Pick out every line in the data below that holds "icon".

## Extracted data
--- start ---

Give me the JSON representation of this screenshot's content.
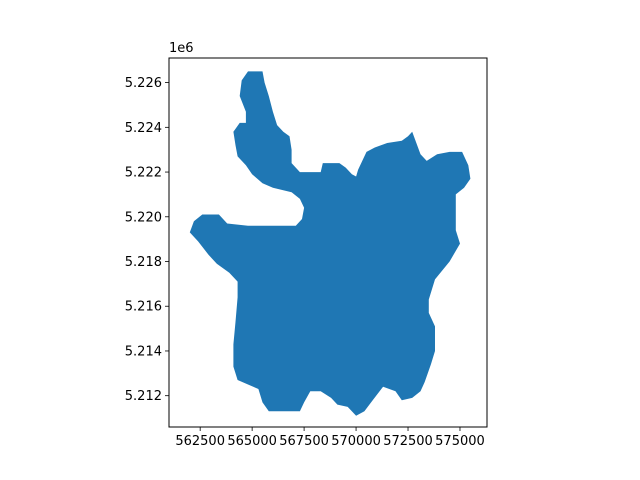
{
  "chart_data": {
    "type": "area",
    "title": "",
    "xlabel": "",
    "ylabel": "",
    "fill_color": "#1f77b4",
    "background_color": "#ffffff",
    "grid": false,
    "xlim": [
      561000,
      576300
    ],
    "ylim": [
      5210600,
      5227100
    ],
    "y_offset_label": "1e6",
    "x_ticks": [
      {
        "value": 562500,
        "label": "562500"
      },
      {
        "value": 565000,
        "label": "565000"
      },
      {
        "value": 567500,
        "label": "567500"
      },
      {
        "value": 570000,
        "label": "570000"
      },
      {
        "value": 572500,
        "label": "572500"
      },
      {
        "value": 575000,
        "label": "575000"
      }
    ],
    "y_ticks": [
      {
        "value": 5212000,
        "label": "5.212"
      },
      {
        "value": 5214000,
        "label": "5.214"
      },
      {
        "value": 5216000,
        "label": "5.216"
      },
      {
        "value": 5218000,
        "label": "5.218"
      },
      {
        "value": 5220000,
        "label": "5.220"
      },
      {
        "value": 5222000,
        "label": "5.222"
      },
      {
        "value": 5224000,
        "label": "5.224"
      },
      {
        "value": 5226000,
        "label": "5.226"
      }
    ],
    "polygon": [
      [
        564800,
        5226500
      ],
      [
        565500,
        5226500
      ],
      [
        565600,
        5226000
      ],
      [
        565800,
        5225400
      ],
      [
        566000,
        5224700
      ],
      [
        566200,
        5224100
      ],
      [
        566500,
        5223800
      ],
      [
        566800,
        5223600
      ],
      [
        566900,
        5223000
      ],
      [
        566900,
        5222400
      ],
      [
        567300,
        5222000
      ],
      [
        568300,
        5222000
      ],
      [
        568400,
        5222400
      ],
      [
        569200,
        5222400
      ],
      [
        569500,
        5222200
      ],
      [
        569800,
        5221900
      ],
      [
        570000,
        5221800
      ],
      [
        570100,
        5222100
      ],
      [
        570500,
        5222900
      ],
      [
        570900,
        5223100
      ],
      [
        571500,
        5223300
      ],
      [
        572200,
        5223400
      ],
      [
        572500,
        5223600
      ],
      [
        572700,
        5223800
      ],
      [
        573100,
        5222800
      ],
      [
        573400,
        5222500
      ],
      [
        573900,
        5222800
      ],
      [
        574500,
        5222900
      ],
      [
        575100,
        5222900
      ],
      [
        575400,
        5222300
      ],
      [
        575500,
        5221700
      ],
      [
        575200,
        5221300
      ],
      [
        574800,
        5221000
      ],
      [
        574800,
        5219400
      ],
      [
        575000,
        5218800
      ],
      [
        574500,
        5218000
      ],
      [
        573800,
        5217200
      ],
      [
        573500,
        5216300
      ],
      [
        573500,
        5215700
      ],
      [
        573800,
        5215100
      ],
      [
        573800,
        5214000
      ],
      [
        573600,
        5213400
      ],
      [
        573300,
        5212600
      ],
      [
        573100,
        5212200
      ],
      [
        572700,
        5211900
      ],
      [
        572200,
        5211800
      ],
      [
        571900,
        5212200
      ],
      [
        571300,
        5212400
      ],
      [
        570800,
        5211800
      ],
      [
        570400,
        5211300
      ],
      [
        570000,
        5211100
      ],
      [
        569600,
        5211500
      ],
      [
        569100,
        5211600
      ],
      [
        568800,
        5211900
      ],
      [
        568300,
        5212200
      ],
      [
        567800,
        5212200
      ],
      [
        567500,
        5211700
      ],
      [
        567300,
        5211300
      ],
      [
        566500,
        5211300
      ],
      [
        565800,
        5211300
      ],
      [
        565500,
        5211700
      ],
      [
        565300,
        5212300
      ],
      [
        564800,
        5212500
      ],
      [
        564300,
        5212700
      ],
      [
        564100,
        5213300
      ],
      [
        564100,
        5214300
      ],
      [
        564200,
        5215300
      ],
      [
        564300,
        5216400
      ],
      [
        564300,
        5217100
      ],
      [
        563900,
        5217500
      ],
      [
        563300,
        5217900
      ],
      [
        562900,
        5218300
      ],
      [
        562400,
        5218900
      ],
      [
        562000,
        5219300
      ],
      [
        562200,
        5219800
      ],
      [
        562600,
        5220100
      ],
      [
        563400,
        5220100
      ],
      [
        563800,
        5219700
      ],
      [
        564800,
        5219600
      ],
      [
        567100,
        5219600
      ],
      [
        567400,
        5219900
      ],
      [
        567500,
        5220400
      ],
      [
        567300,
        5220800
      ],
      [
        566900,
        5221100
      ],
      [
        566000,
        5221300
      ],
      [
        565500,
        5221500
      ],
      [
        565000,
        5221900
      ],
      [
        564700,
        5222300
      ],
      [
        564300,
        5222700
      ],
      [
        564200,
        5223200
      ],
      [
        564100,
        5223800
      ],
      [
        564400,
        5224200
      ],
      [
        564700,
        5224200
      ],
      [
        564700,
        5224700
      ],
      [
        564400,
        5225400
      ],
      [
        564500,
        5226100
      ]
    ]
  }
}
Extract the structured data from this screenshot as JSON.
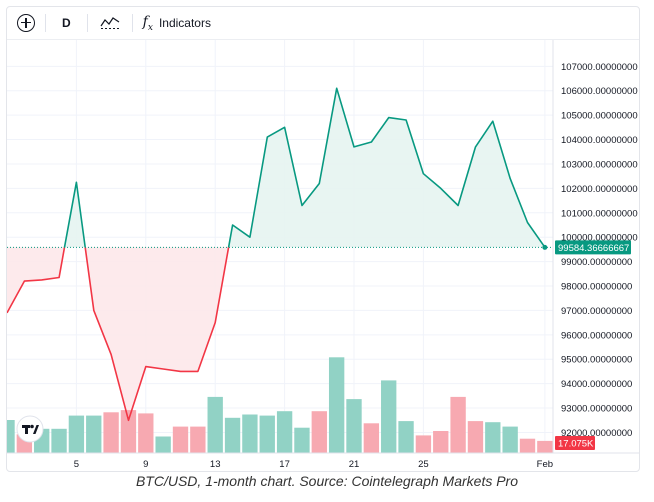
{
  "toolbar": {
    "add_icon": "circle-plus-icon",
    "interval": "D",
    "chart_style_icon": "chart-style-icon",
    "indicators_icon": "fx-icon",
    "indicators_label": "Indicators"
  },
  "badges": {
    "last_price": "99584.36666667",
    "last_volume": "17.075K"
  },
  "caption": "BTC/USD, 1-month chart. Source: Cointelegraph Markets Pro",
  "colors": {
    "up_line": "#089981",
    "down_line": "#f23645",
    "up_fill": "#e6f4f1",
    "down_fill": "#fde8ea",
    "vol_up": "#91d2c5",
    "vol_down": "#f7a9b1",
    "price_badge": "#089981",
    "volume_badge": "#f23645"
  },
  "chart_data": {
    "type": "line",
    "symbol": "BTC/USD",
    "x_ticks": [
      "5",
      "9",
      "13",
      "17",
      "21",
      "25",
      "Feb"
    ],
    "y_ticks": [
      "92000.00000000",
      "93000.00000000",
      "94000.00000000",
      "95000.00000000",
      "96000.00000000",
      "97000.00000000",
      "98000.00000000",
      "99000.00000000",
      "100000.00000000",
      "101000.00000000",
      "102000.00000000",
      "103000.00000000",
      "104000.00000000",
      "105000.00000000",
      "106000.00000000",
      "107000.00000000"
    ],
    "ylim": [
      91200,
      107300
    ],
    "baseline": 99584.36666667,
    "series": [
      {
        "x": [
          "2025-01-01",
          "2025-01-02",
          "2025-01-03",
          "2025-01-04",
          "2025-01-05",
          "2025-01-06",
          "2025-01-07",
          "2025-01-08",
          "2025-01-09",
          "2025-01-10",
          "2025-01-11",
          "2025-01-12",
          "2025-01-13",
          "2025-01-14",
          "2025-01-15",
          "2025-01-16",
          "2025-01-17",
          "2025-01-18",
          "2025-01-19",
          "2025-01-20",
          "2025-01-21",
          "2025-01-22",
          "2025-01-23",
          "2025-01-24",
          "2025-01-25",
          "2025-01-26",
          "2025-01-27",
          "2025-01-28",
          "2025-01-29",
          "2025-01-30",
          "2025-01-31",
          "2025-02-01"
        ],
        "values": [
          96900,
          98200,
          98250,
          98350,
          102250,
          97000,
          95200,
          92500,
          94700,
          94600,
          94500,
          94500,
          96500,
          100500,
          100000,
          104100,
          104500,
          101300,
          102200,
          106100,
          103700,
          103900,
          104900,
          104800,
          102600,
          102000,
          101300,
          103700,
          104750,
          102400,
          100600,
          99584.37
        ]
      }
    ],
    "volume": {
      "x": [
        "2025-01-01",
        "2025-01-02",
        "2025-01-03",
        "2025-01-04",
        "2025-01-05",
        "2025-01-06",
        "2025-01-07",
        "2025-01-08",
        "2025-01-09",
        "2025-01-10",
        "2025-01-11",
        "2025-01-12",
        "2025-01-13",
        "2025-01-14",
        "2025-01-15",
        "2025-01-16",
        "2025-01-17",
        "2025-01-18",
        "2025-01-19",
        "2025-01-20",
        "2025-01-21",
        "2025-01-22",
        "2025-01-23",
        "2025-01-24",
        "2025-01-25",
        "2025-01-26",
        "2025-01-27",
        "2025-01-28",
        "2025-01-29",
        "2025-01-30",
        "2025-01-31",
        "2025-02-01"
      ],
      "direction": [
        "up",
        "down",
        "up",
        "up",
        "up",
        "up",
        "down",
        "down",
        "down",
        "up",
        "down",
        "down",
        "up",
        "up",
        "up",
        "up",
        "up",
        "up",
        "down",
        "up",
        "up",
        "down",
        "up",
        "up",
        "down",
        "down",
        "down",
        "down",
        "up",
        "up",
        "down",
        "down"
      ],
      "relative_heights": [
        0.3,
        0.17,
        0.22,
        0.22,
        0.34,
        0.34,
        0.37,
        0.39,
        0.36,
        0.15,
        0.24,
        0.24,
        0.51,
        0.32,
        0.35,
        0.34,
        0.38,
        0.23,
        0.38,
        0.87,
        0.49,
        0.27,
        0.66,
        0.29,
        0.16,
        0.2,
        0.51,
        0.29,
        0.28,
        0.24,
        0.13,
        0.11
      ]
    }
  }
}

--- end ---

## Result for this exercise
    "add_icon": "circle-plus-icon",
    "chart_style_icon": "chart-style-icon",
    "indicators_icon": "fx-icon",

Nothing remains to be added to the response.